What is needed
Exactly reproduce the lines from the one containing "Read this page and output its text content." through the last line of the data, both ends included, leaving out pictures.

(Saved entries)

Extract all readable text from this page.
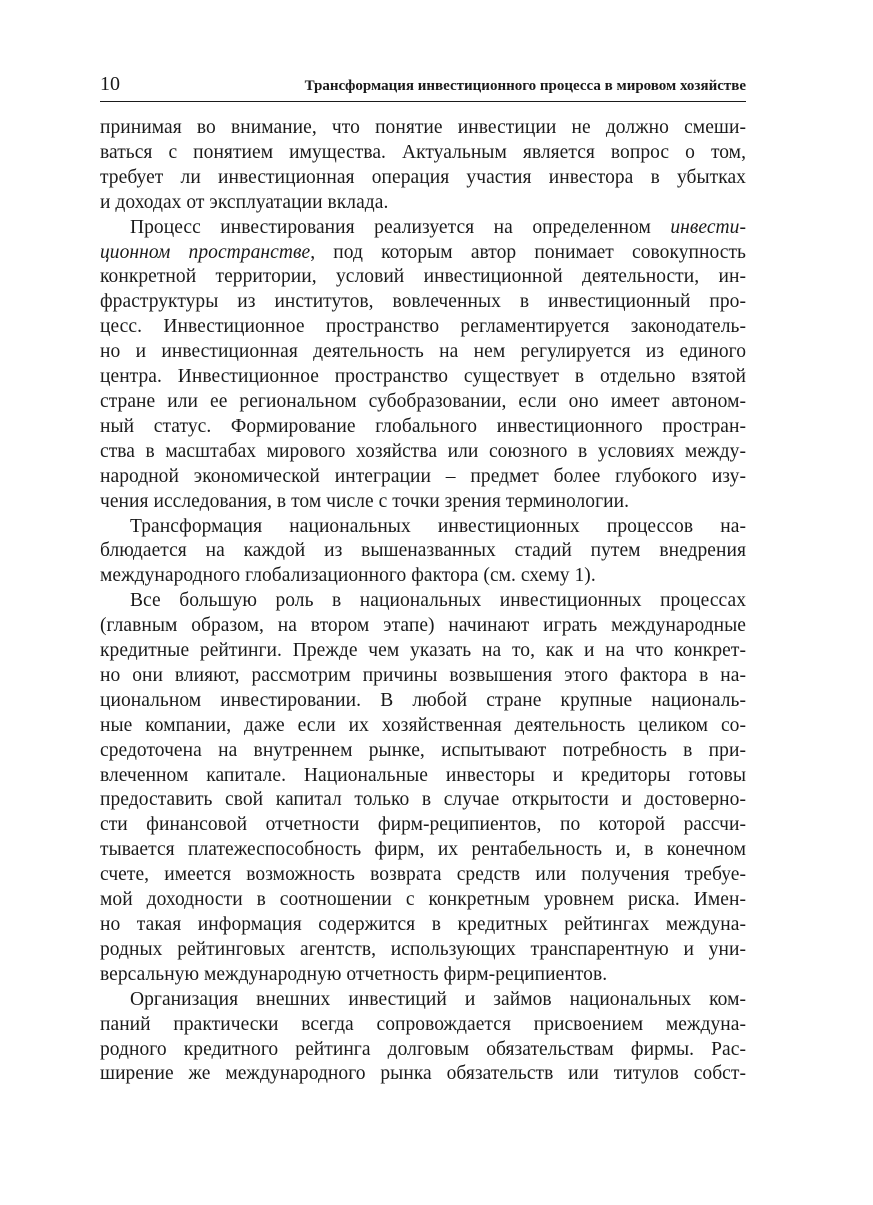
10	Трансформация инвестиционного процесса в мировом хозяйстве

принимая во внимание, что понятие инвестиции не должно смеши-
ваться с понятием имущества. Актуальным является вопрос о том,
требует ли инвестиционная операция участия инвестора в убытках
и доходах от эксплуатации вклада.

Процесс инвестирования реализуется на определенном инвести-
ционном пространстве, под которым автор понимает совокупность
конкретной территории, условий инвестиционной деятельности, ин-
фраструктуры из институтов, вовлеченных в инвестиционный про-
цесс. Инвестиционное пространство регламентируется законодатель-
но и инвестиционная деятельность на нем регулируется из единого
центра. Инвестиционное пространство существует в отдельно взятой
стране или ее региональном субобразовании, если оно имеет автоном-
ный статус. Формирование глобального инвестиционного простран-
ства в масштабах мирового хозяйства или союзного в условиях между-
народной экономической интеграции – предмет более глубокого изу-
чения исследования, в том числе с точки зрения терминологии.

Трансформация национальных инвестиционных процессов на-
блюдается на каждой из вышеназванных стадий путем внедрения
международного глобализационного фактора (см. схему 1).

Все большую роль в национальных инвестиционных процессах
(главным образом, на втором этапе) начинают играть международные
кредитные рейтинги. Прежде чем указать на то, как и на что конкрет-
но они влияют, рассмотрим причины возвышения этого фактора в на-
циональном инвестировании. В любой стране крупные националь-
ные компании, даже если их хозяйственная деятельность целиком со-
средоточена на внутреннем рынке, испытывают потребность в при-
влеченном капитале. Национальные инвесторы и кредиторы готовы
предоставить свой капитал только в случае открытости и достоверно-
сти финансовой отчетности фирм-реципиентов, по которой рассчи-
тывается платежеспособность фирм, их рентабельность и, в конечном
счете, имеется возможность возврата средств или получения требуе-
мой доходности в соотношении с конкретным уровнем риска. Имен-
но такая информация содержится в кредитных рейтингах междуна-
родных рейтинговых агентств, использующих транспарентную и уни-
версальную международную отчетность фирм-реципиентов.

Организация внешних инвестиций и займов национальных ком-
паний практически всегда сопровождается присвоением междуна-
родного кредитного рейтинга долговым обязательствам фирмы. Рас-
ширение же международного рынка обязательств или титулов собст-
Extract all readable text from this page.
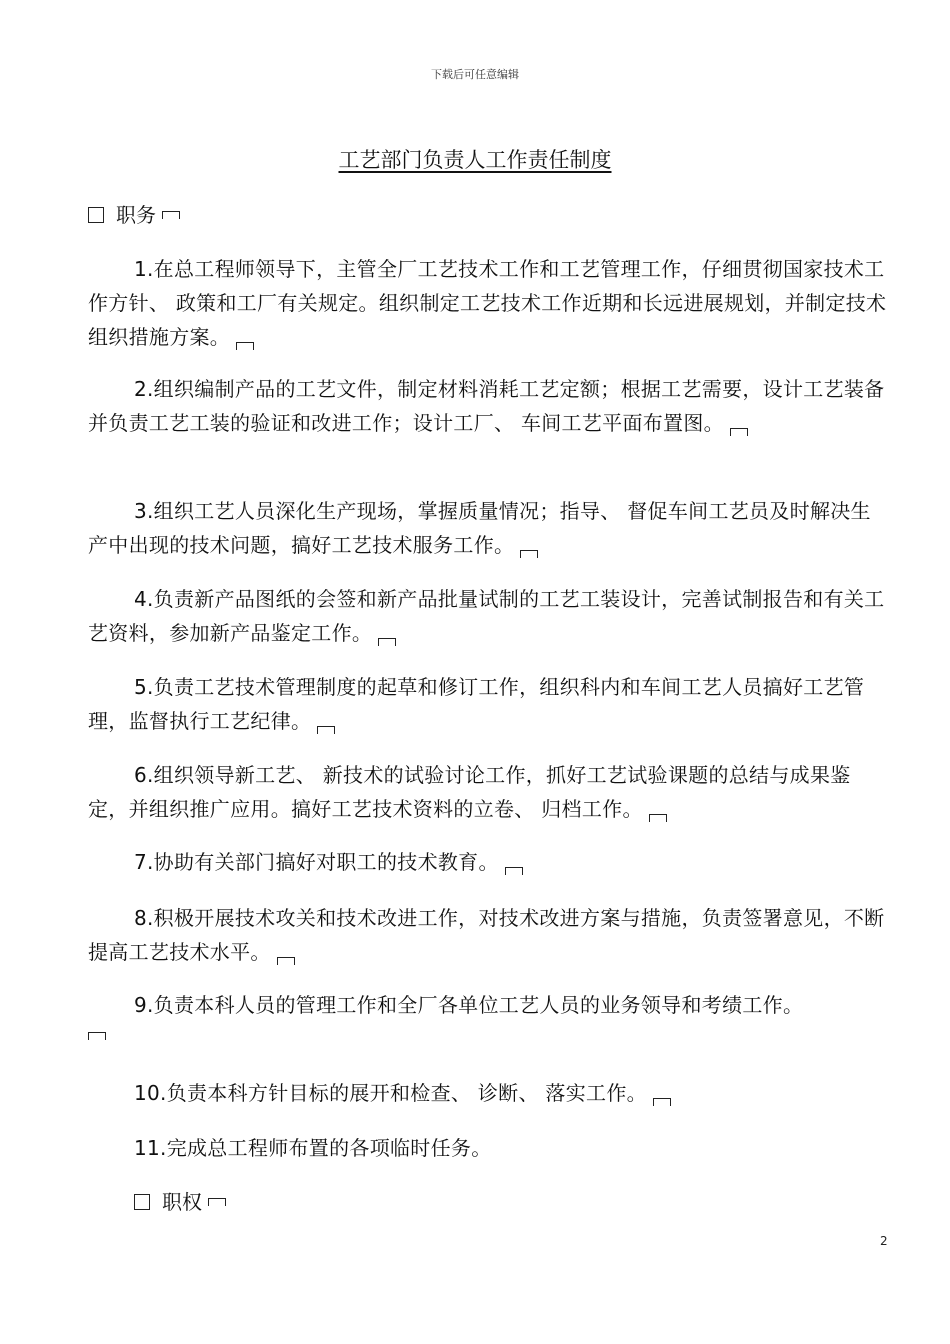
下载后可任意编辑
工艺部门负责人工作责任制度
职务

1.在总工程师领导下，主管全厂工艺技术工作和工艺管理工作，仔细贯彻国家技术工作方针、 政策和工厂有关规定。组织制定工艺技术工作近期和长远进展规划，并制定技术组织措施方案。

2.组织编制产品的工艺文件，制定材料消耗工艺定额；根据工艺需要，设计工艺装备并负责工艺工装的验证和改进工作；设计工厂、 车间工艺平面布置图。

3.组织工艺人员深化生产现场，掌握质量情况；指导、 督促车间工艺员及时解决生产中出现的技术问题，搞好工艺技术服务工作。

4.负责新产品图纸的会签和新产品批量试制的工艺工装设计，完善试制报告和有关工艺资料，参加新产品鉴定工作。

5.负责工艺技术管理制度的起草和修订工作，组织科内和车间工艺人员搞好工艺管理，监督执行工艺纪律。

6.组织领导新工艺、 新技术的试验讨论工作，抓好工艺试验课题的总结与成果鉴定，并组织推广应用。搞好工艺技术资料的立卷、 归档工作。

7.协助有关部门搞好对职工的技术教育。

8.积极开展技术攻关和技术改进工作，对技术改进方案与措施，负责签署意见，不断提高工艺技术水平。

9.负责本科人员的管理工作和全厂各单位工艺人员的业务领导和考绩工作。

10.负责本科方针目标的展开和检查、 诊断、 落实工作。

11.完成总工程师布置的各项临时任务。

职权
2
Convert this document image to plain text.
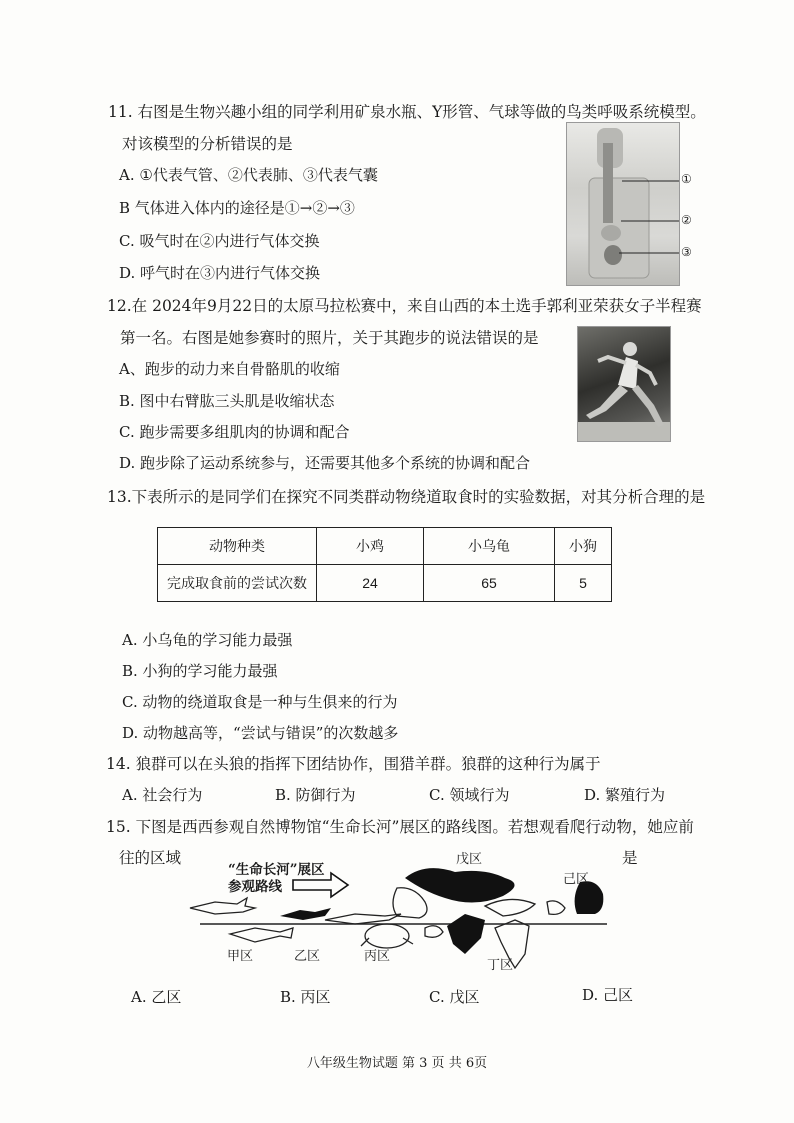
11. 右图是生物兴趣小组的同学利用矿泉水瓶、Y形管、气球等做的鸟类呼吸系统模型。
对该模型的分析错误的是
A. ①代表气管、②代表肺、③代表气囊
B 气体进入体内的途径是①→②→③
C. 吸气时在②内进行气体交换
D. 呼气时在③内进行气体交换
①
②
③
12.在 2024年9月22日的太原马拉松赛中，来自山西的本土选手郭利亚荣获女子半程赛
第一名。右图是她参赛时的照片，关于其跑步的说法错误的是
A、跑步的动力来自骨骼肌的收缩
B. 图中右臂肱三头肌是收缩状态
C. 跑步需要多组肌肉的协调和配合
D. 跑步除了运动系统参与，还需要其他多个系统的协调和配合
13.下表所示的是同学们在探究不同类群动物绕道取食时的实验数据，对其分析合理的是
动物种类	小鸡	小乌龟	小狗
完成取食前的尝试次数	24	65	5
A. 小乌龟的学习能力最强
B. 小狗的学习能力最强
C. 动物的绕道取食是一种与生俱来的行为
D. 动物越高等，“尝试与错误”的次数越多
14. 狼群可以在头狼的指挥下团结协作，围猎羊群。狼群的这种行为属于
A. 社会行为	B. 防御行为	C. 领域行为	D. 繁殖行为
15. 下图是西西参观自然博物馆“生命长河”展区的路线图。若想观看爬行动物，她应前
往的区域	是
“生命长河”展区
参观路线
戊区
己区
甲区	乙区	丙区
丁区
A. 乙区	B. 丙区	C. 戊区	D. 己区
八年级生物试题 第 3 页 共 6页
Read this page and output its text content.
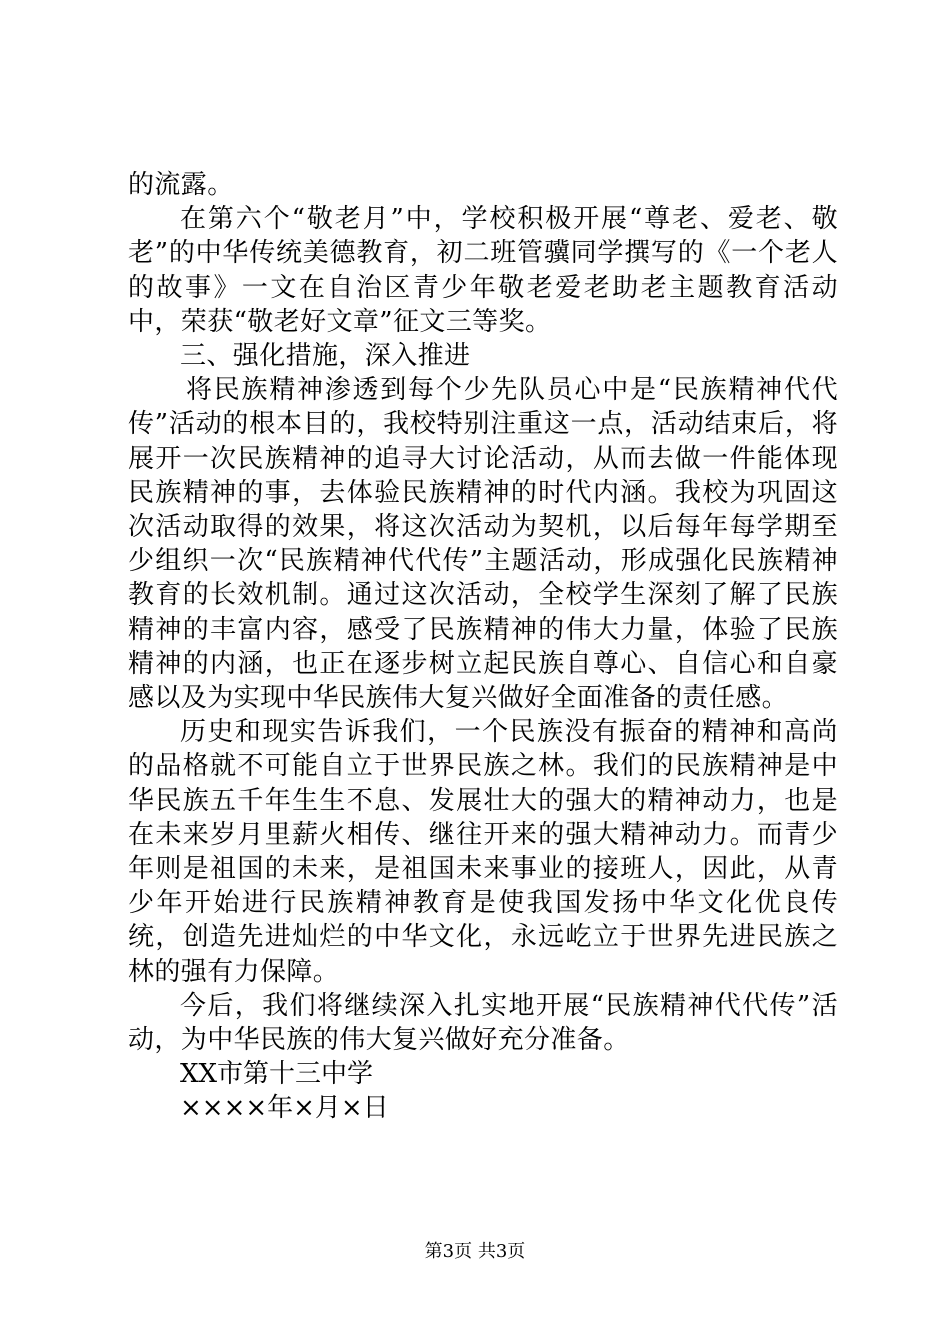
的流露。

在第六个“敬老月”中，学校积极开展“尊老、爱老、敬老”的中华传统美德教育，初二班管骥同学撰写的《一个老人的故事》一文在自治区青少年敬老爱老助老主题教育活动中，荣获“敬老好文章”征文三等奖。

三、强化措施，深入推进

将民族精神渗透到每个少先队员心中是“民族精神代代传”活动的根本目的，我校特别注重这一点，活动结束后，将展开一次民族精神的追寻大讨论活动，从而去做一件能体现民族精神的事，去体验民族精神的时代内涵。我校为巩固这次活动取得的效果，将这次活动为契机，以后每年每学期至少组织一次“民族精神代代传”主题活动，形成强化民族精神教育的长效机制。通过这次活动，全校学生深刻了解了民族精神的丰富内容，感受了民族精神的伟大力量，体验了民族精神的内涵，也正在逐步树立起民族自尊心、自信心和自豪感以及为实现中华民族伟大复兴做好全面准备的责任感。

历史和现实告诉我们，一个民族没有振奋的精神和高尚的品格就不可能自立于世界民族之林。我们的民族精神是中华民族五千年生生不息、发展壮大的强大的精神动力，也是在未来岁月里薪火相传、继往开来的强大精神动力。而青少年则是祖国的未来，是祖国未来事业的接班人，因此，从青少年开始进行民族精神教育是使我国发扬中华文化优良传统，创造先进灿烂的中华文化，永远屹立于世界先进民族之林的强有力保障。

今后，我们将继续深入扎实地开展“民族精神代代传”活动，为中华民族的伟大复兴做好充分准备。

XX市第十三中学

××××年×月×日

第3页 共3页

Answer to the problem
Read this page and output its text content.
的流露。

在第六个“敬老月”中，学校积极开展“尊老、爱老、敬老”的中华传统美德教育，初二班管骥同学撰写的《一个老人的故事》一文在自治区青少年敬老爱老助老主题教育活动中，荣获“敬老好文章”征文三等奖。

三、强化措施，深入推进

将民族精神渗透到每个少先队员心中是“民族精神代代传”活动的根本目的，我校特别注重这一点，活动结束后，将展开一次民族精神的追寻大讨论活动，从而去做一件能体现民族精神的事，去体验民族精神的时代内涵。我校为巩固这次活动取得的效果，将这次活动为契机，以后每年每学期至少组织一次“民族精神代代传”主题活动，形成强化民族精神教育的长效机制。通过这次活动，全校学生深刻了解了民族精神的丰富内容，感受了民族精神的伟大力量，体验了民族精神的内涵，也正在逐步树立起民族自尊心、自信心和自豪感以及为实现中华民族伟大复兴做好全面准备的责任感。

历史和现实告诉我们，一个民族没有振奋的精神和高尚的品格就不可能自立于世界民族之林。我们的民族精神是中华民族五千年生生不息、发展壮大的强大的精神动力，也是在未来岁月里薪火相传、继往开来的强大精神动力。而青少年则是祖国的未来，是祖国未来事业的接班人，因此，从青少年开始进行民族精神教育是使我国发扬中华文化优良传统，创造先进灿烂的中华文化，永远屹立于世界先进民族之林的强有力保障。

今后，我们将继续深入扎实地开展“民族精神代代传”活动，为中华民族的伟大复兴做好充分准备。

XX市第十三中学

××××年×月×日

第3页 共3页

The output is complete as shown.